- Extrait du document -
-------

Publié le 18 mars 2015 à 20h06 - Dernière mise à jour le 27 octobre 2022 à 18h43
Deux ans après « Le sermon sur la chute de Rome » (prix Goncourt 2012) le dernier livre de Jérôme Ferrari, raconte au milieu des années 70, la fascination d’un jeune aspirant-philosophe pour le physicien allemand Werner Heisenberg dont les avancées théoriques dans les années 1930 ont révolutionné le monde scientifique. Génie pour certains, salaud pour d’autres pour avoir tenté de doter les nazis de la bombe atomique, il n’en demeure pas moins l’une des figures marquantes du siècle dernier pour ses travaux sur la mécanique quantique.
Dans la chambre à brouillard, les électrons dansent leur course folle. Le fameux « principe d’incertitude » est né. Werner Heisenberg, jeune allemand, savant prodige, observe la beauté de leur illisible trajectoire. Il a tout juste 26 ans et très vite ses recherches dans le domaine de la mécanique quantique lui vaudront le prix Nobel en 1932. Encore aujourd’hui sa personnalité divise, car ce scientifique hors pair, encensé ou dénigré, reste celui qui a tenté de doter les nazis de la bombe atomique.
Il se dévoile dans toutes ses facettes, y compris les plus inattendues dans ce livre de Jérôme Ferrari porté par de longues phrases ondulatoires comme les aime l’auteur. Mais ce qui est le plus touchant est la façon dont ce roman qui convoque forcément les grandes tragédies du dernier conflit mondial oscille en permanence, comme une vague qui s’échoue sur la rive entre l’âme de l’homme et la beauté du monde, aussi mystérieuses l’une que l’autre.
Une lourde décision
Né en Bavière, Heisenberg décide en effet de rester en Allemagne en 1936. Cette décision va l’obliger à accepter des compromis, de répondre aux sollicitations pressantes du régime nazi, qui l’enjoint de mettre patriotiquement ses géniales compétences au service du programme atomique voulu par Hitler. Contrairement à d’autres scientifiques qui vont fuir devant les horreurs de la guerre et leur contribution à celle-ci que l’on exigeait, lui se maintient à son poste. Il n’a pourtant aucune sympathie pour Hitler, mais chaque matin, à l’université où il enseigne il fait devant ses élèves le salut nazi. Très vite, ses moments d’extase scientifique, cette liberté d’évasion qu’offrent à l’imaginaire les sciences pures seront confrontés à la plus effroyable des réalités. Ce qui n’empêche pas Heisenberg de poursuivre ses recherches, de travailler sans relâche au concept, puis à l’élaboration de cette bombe atomique que l’Allemagne veut être la première à posséder.

-------

- Enregistrements d'annotation spatiale -
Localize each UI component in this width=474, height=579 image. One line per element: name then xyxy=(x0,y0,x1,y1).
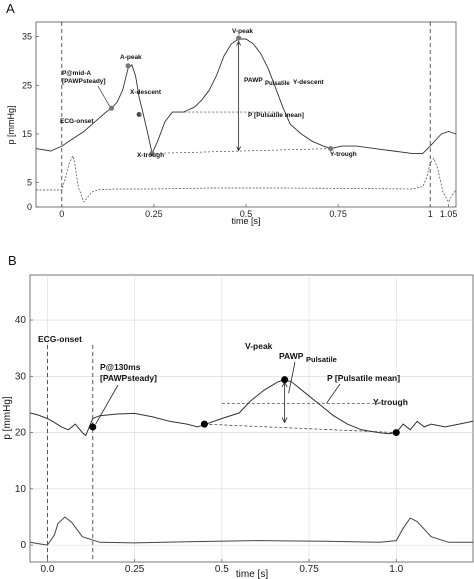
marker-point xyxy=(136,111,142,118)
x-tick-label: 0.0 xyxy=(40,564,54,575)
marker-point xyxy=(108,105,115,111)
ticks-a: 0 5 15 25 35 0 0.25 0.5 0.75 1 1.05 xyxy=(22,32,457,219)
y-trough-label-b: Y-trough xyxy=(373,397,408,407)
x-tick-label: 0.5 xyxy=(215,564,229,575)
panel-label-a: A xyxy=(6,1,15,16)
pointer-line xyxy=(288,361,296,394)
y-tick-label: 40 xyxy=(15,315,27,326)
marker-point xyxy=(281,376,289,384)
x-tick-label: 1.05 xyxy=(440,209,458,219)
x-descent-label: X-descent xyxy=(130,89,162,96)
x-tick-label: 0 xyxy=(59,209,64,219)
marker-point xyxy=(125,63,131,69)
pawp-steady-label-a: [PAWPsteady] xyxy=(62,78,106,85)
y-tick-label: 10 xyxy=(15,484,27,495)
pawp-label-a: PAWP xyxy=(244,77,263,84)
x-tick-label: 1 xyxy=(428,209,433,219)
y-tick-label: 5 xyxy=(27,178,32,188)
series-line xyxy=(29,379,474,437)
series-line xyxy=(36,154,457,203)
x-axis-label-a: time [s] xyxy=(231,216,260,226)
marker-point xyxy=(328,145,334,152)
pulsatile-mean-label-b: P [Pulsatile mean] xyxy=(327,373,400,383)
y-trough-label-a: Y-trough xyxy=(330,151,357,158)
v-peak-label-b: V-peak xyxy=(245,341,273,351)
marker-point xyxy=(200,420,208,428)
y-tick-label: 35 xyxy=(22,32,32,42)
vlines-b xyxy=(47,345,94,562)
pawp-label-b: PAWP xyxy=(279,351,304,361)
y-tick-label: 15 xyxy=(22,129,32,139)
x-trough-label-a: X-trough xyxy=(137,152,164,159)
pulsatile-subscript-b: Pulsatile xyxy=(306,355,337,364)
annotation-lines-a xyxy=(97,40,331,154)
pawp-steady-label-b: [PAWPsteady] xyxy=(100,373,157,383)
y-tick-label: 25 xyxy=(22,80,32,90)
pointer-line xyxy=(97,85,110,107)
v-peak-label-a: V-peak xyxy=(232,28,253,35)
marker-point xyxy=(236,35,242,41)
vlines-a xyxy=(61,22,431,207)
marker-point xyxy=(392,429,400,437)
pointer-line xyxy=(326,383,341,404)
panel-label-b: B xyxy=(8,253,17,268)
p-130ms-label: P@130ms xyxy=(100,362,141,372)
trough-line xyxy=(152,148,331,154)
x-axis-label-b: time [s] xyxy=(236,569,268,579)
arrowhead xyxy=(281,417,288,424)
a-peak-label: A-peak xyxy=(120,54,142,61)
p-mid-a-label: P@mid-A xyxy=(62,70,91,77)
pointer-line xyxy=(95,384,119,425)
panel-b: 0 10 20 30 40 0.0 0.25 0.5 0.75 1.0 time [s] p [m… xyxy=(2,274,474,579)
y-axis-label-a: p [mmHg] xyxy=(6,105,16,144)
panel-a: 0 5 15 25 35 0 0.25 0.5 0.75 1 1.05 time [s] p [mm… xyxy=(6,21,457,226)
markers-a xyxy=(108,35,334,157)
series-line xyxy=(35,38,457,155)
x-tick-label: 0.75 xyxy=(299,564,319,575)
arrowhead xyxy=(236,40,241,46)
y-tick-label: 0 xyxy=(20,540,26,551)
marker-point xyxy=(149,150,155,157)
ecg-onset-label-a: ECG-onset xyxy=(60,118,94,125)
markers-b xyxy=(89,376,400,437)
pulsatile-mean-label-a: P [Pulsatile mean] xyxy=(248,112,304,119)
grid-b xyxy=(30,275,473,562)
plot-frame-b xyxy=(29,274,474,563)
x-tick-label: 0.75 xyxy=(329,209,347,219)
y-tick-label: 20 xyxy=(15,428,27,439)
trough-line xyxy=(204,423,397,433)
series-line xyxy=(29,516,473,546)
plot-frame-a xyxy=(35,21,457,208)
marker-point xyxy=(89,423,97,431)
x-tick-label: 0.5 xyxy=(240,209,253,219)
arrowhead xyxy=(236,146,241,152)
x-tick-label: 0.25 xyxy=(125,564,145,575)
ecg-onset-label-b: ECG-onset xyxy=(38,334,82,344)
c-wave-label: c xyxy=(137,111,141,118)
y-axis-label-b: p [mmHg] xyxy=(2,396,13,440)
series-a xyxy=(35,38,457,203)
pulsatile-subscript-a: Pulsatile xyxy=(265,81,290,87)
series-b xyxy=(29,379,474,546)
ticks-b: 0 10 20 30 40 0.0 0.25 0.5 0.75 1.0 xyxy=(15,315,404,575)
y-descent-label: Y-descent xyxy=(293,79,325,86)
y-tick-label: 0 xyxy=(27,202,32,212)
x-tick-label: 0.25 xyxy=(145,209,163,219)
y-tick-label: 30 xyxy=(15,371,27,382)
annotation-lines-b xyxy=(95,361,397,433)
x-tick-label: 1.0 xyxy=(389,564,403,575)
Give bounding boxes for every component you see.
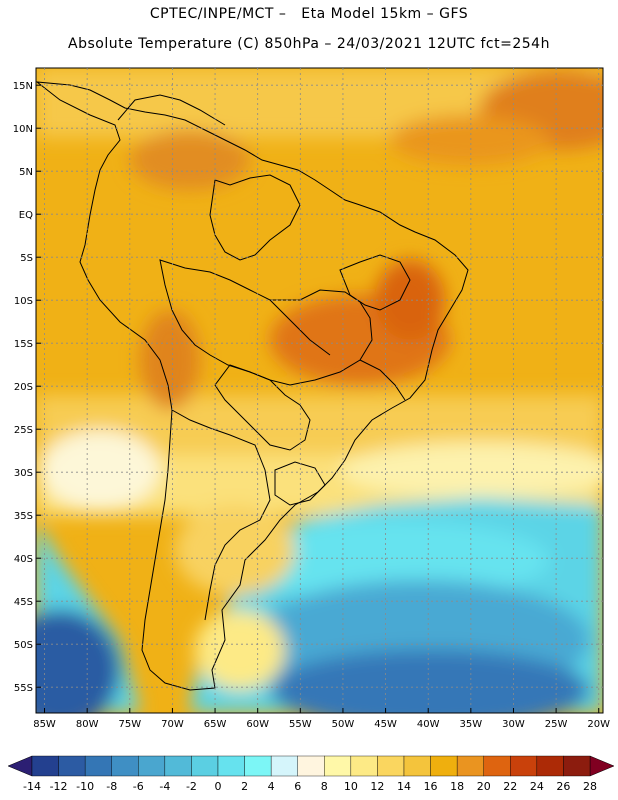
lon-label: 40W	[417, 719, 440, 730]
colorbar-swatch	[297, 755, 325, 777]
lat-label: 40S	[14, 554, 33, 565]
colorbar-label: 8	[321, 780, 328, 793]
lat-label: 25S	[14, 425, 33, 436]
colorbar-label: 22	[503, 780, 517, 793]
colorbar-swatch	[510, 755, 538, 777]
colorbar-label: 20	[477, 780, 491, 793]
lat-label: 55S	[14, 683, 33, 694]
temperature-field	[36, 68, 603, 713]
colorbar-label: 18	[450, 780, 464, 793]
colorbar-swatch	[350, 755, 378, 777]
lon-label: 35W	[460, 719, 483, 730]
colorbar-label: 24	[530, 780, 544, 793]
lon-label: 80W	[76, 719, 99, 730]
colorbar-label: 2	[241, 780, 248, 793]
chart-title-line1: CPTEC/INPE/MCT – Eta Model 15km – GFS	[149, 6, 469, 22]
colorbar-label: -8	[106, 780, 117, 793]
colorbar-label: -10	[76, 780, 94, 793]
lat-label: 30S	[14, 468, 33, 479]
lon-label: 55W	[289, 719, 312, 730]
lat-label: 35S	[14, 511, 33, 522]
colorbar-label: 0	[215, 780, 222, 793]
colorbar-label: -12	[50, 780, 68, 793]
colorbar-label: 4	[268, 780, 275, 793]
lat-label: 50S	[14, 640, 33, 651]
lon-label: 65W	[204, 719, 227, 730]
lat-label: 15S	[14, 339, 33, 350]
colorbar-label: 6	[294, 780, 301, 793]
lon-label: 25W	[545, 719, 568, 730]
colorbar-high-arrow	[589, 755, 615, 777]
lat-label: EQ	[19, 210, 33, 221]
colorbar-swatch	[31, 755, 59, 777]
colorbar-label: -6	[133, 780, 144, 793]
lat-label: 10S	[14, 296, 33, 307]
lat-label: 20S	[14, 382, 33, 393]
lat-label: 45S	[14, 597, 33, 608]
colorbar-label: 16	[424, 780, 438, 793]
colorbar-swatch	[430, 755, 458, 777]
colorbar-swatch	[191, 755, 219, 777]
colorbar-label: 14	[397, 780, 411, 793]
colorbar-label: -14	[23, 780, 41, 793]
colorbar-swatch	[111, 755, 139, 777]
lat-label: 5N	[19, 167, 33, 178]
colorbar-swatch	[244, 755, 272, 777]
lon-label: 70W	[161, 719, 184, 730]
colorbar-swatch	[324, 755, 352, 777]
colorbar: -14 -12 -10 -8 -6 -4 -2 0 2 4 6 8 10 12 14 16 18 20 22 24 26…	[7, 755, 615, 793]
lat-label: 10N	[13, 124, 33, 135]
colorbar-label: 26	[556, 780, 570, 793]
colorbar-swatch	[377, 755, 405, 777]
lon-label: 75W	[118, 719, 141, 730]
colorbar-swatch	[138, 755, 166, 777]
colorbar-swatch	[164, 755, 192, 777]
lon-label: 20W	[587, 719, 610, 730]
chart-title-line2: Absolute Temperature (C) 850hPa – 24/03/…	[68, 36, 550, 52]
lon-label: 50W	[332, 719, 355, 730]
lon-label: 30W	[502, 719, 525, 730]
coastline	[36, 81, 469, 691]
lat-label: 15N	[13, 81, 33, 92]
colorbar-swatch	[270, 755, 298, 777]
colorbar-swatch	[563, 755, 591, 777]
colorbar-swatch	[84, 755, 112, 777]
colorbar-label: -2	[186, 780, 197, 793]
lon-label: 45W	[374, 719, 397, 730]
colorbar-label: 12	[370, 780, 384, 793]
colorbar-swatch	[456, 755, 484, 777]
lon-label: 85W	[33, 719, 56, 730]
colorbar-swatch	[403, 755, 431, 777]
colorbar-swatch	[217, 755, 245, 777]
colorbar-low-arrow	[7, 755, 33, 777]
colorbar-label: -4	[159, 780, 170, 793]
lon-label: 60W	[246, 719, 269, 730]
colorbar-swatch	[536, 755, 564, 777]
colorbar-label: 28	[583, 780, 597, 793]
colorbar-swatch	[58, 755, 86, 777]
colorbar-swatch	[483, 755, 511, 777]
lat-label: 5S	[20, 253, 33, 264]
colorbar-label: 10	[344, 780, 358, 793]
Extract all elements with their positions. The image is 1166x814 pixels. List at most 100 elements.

-------

- Consigne -
Restituez mot pour mot le passage de l'article sur le roman consacré à Heisenberg, depuis « Publié le 18 » jusqu'à « la mécanique quantique. » inclus.

- Solution rédigée -
Publié le 18 mars 2015 à 20h06 - Dernière mise à jour le 27 octobre 2022 à 18h43
Deux ans après « Le sermon sur la chute de Rome » (prix Goncourt 2012) le dernier livre de Jérôme Ferrari, raconte au milieu des années 70, la fascination d’un jeune aspirant-philosophe pour le physicien allemand Werner Heisenberg dont les avancées théoriques dans les années 1930 ont révolutionné le monde scientifique. Génie pour certains, salaud pour d’autres pour avoir tenté de doter les nazis de la bombe atomique, il n’en demeure pas moins l’une des figures marquantes du siècle dernier pour ses travaux sur la mécanique quantique.